▶ Information shown
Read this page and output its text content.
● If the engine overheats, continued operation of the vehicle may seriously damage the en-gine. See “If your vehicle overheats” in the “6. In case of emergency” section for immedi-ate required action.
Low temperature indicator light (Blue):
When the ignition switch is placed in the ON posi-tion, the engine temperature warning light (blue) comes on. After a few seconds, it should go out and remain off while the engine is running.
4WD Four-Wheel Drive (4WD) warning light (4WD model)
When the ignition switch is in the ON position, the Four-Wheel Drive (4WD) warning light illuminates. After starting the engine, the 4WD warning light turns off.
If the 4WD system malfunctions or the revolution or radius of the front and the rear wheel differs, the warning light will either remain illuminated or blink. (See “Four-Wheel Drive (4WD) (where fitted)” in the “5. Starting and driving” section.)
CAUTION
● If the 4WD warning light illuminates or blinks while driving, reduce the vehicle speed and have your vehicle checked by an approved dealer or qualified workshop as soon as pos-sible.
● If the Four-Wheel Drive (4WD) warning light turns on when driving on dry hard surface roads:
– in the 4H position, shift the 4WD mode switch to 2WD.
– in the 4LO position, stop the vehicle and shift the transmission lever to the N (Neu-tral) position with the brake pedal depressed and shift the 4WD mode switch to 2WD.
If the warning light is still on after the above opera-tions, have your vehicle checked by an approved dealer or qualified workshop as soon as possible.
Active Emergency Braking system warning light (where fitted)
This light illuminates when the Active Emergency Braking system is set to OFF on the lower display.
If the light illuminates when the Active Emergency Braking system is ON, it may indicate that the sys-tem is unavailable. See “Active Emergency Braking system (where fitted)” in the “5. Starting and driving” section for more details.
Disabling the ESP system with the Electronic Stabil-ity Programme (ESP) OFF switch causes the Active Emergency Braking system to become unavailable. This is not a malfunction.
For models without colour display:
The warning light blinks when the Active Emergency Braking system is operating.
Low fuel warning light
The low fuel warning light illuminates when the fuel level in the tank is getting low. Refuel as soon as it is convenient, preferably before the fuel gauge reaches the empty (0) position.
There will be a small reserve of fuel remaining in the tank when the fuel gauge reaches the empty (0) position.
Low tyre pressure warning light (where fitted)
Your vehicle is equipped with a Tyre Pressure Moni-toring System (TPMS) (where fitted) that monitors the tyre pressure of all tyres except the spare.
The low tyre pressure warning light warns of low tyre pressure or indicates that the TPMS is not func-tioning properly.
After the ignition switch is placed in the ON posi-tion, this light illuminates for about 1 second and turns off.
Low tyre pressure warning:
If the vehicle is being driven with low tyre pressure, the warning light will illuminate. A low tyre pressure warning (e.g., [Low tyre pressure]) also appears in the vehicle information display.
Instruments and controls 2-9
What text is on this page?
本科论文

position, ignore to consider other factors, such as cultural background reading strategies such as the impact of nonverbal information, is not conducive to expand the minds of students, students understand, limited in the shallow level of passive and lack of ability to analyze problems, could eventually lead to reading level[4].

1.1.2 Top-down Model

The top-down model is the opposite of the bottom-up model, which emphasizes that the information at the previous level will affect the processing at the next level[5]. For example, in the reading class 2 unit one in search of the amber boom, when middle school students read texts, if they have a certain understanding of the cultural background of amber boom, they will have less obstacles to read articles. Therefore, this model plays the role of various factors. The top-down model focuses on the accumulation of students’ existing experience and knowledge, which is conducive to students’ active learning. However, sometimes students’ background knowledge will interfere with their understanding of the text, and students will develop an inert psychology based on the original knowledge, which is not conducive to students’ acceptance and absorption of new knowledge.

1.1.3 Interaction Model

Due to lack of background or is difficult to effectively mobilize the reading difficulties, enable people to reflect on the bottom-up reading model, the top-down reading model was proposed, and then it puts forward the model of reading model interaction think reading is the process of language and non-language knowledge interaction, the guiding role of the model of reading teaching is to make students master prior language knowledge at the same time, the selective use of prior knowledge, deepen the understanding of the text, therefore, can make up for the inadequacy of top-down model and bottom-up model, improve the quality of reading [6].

▶ Task instructions
Each line of the material should be duplicated exactly, please.

▶ Result of the exercise
Read this page and output its text content.
● If the engine overheats, continued operation of the vehicle may seriously damage the en-gine. See “If your vehicle overheats” in the “6. In case of emergency” section for immedi-ate required action.
Low temperature indicator light (Blue):
When the ignition switch is placed in the ON posi-tion, the engine temperature warning light (blue) comes on. After a few seconds, it should go out and remain off while the engine is running.
4WD Four-Wheel Drive (4WD) warning light (4WD model)
When the ignition switch is in the ON position, the Four-Wheel Drive (4WD) warning light illuminates. After starting the engine, the 4WD warning light turns off.
If the 4WD system malfunctions or the revolution or radius of the front and the rear wheel differs, the warning light will either remain illuminated or blink. (See “Four-Wheel Drive (4WD) (where fitted)” in the “5. Starting and driving” section.)
CAUTION
● If the 4WD warning light illuminates or blinks while driving, reduce the vehicle speed and have your vehicle checked by an approved dealer or qualified workshop as soon as pos-sible.
● If the Four-Wheel Drive (4WD) warning light turns on when driving on dry hard surface roads:
– in the 4H position, shift the 4WD mode switch to 2WD.
– in the 4LO position, stop the vehicle and shift the transmission lever to the N (Neu-tral) position with the brake pedal depressed and shift the 4WD mode switch to 2WD.
If the warning light is still on after the above opera-tions, have your vehicle checked by an approved dealer or qualified workshop as soon as possible.
Active Emergency Braking system warning light (where fitted)
This light illuminates when the Active Emergency Braking system is set to OFF on the lower display.
If the light illuminates when the Active Emergency Braking system is ON, it may indicate that the sys-tem is unavailable. See “Active Emergency Braking system (where fitted)” in the “5. Starting and driving” section for more details.
Disabling the ESP system with the Electronic Stabil-ity Programme (ESP) OFF switch causes the Active Emergency Braking system to become unavailable. This is not a malfunction.
For models without colour display:
The warning light blinks when the Active Emergency Braking system is operating.
Low fuel warning light
The low fuel warning light illuminates when the fuel level in the tank is getting low. Refuel as soon as it is convenient, preferably before the fuel gauge reaches the empty (0) position.
There will be a small reserve of fuel remaining in the tank when the fuel gauge reaches the empty (0) position.
Low tyre pressure warning light (where fitted)
Your vehicle is equipped with a Tyre Pressure Moni-toring System (TPMS) (where fitted) that monitors the tyre pressure of all tyres except the spare.
The low tyre pressure warning light warns of low tyre pressure or indicates that the TPMS is not func-tioning properly.
After the ignition switch is placed in the ON posi-tion, this light illuminates for about 1 second and turns off.
Low tyre pressure warning:
If the vehicle is being driven with low tyre pressure, the warning light will illuminate. A low tyre pressure warning (e.g., [Low tyre pressure]) also appears in the vehicle information display.
Instruments and controls 2-9
What text is on this page?
本科论文

position, ignore to consider other factors, such as cultural background reading strategies such as the impact of nonverbal information, is not conducive to expand the minds of students, students understand, limited in the shallow level of passive and lack of ability to analyze problems, could eventually lead to reading level[4].

1.1.2 Top-down Model

The top-down model is the opposite of the bottom-up model, which emphasizes that the information at the previous level will affect the processing at the next level[5]. For example, in the reading class 2 unit one in search of the amber boom, when middle school students read texts, if they have a certain understanding of the cultural background of amber boom, they will have less obstacles to read articles. Therefore, this model plays the role of various factors. The top-down model focuses on the accumulation of students’ existing experience and knowledge, which is conducive to students’ active learning. However, sometimes students’ background knowledge will interfere with their understanding of the text, and students will develop an inert psychology based on the original knowledge, which is not conducive to students’ acceptance and absorption of new knowledge.

1.1.3 Interaction Model

Due to lack of background or is difficult to effectively mobilize the reading difficulties, enable people to reflect on the bottom-up reading model, the top-down reading model was proposed, and then it puts forward the model of reading model interaction think reading is the process of language and non-language knowledge interaction, the guiding role of the model of reading teaching is to make students master prior language knowledge at the same time, the selective use of prior knowledge, deepen the understanding of the text, therefore, can make up for the inadequacy of top-down model and bottom-up model, improve the quality of reading [6].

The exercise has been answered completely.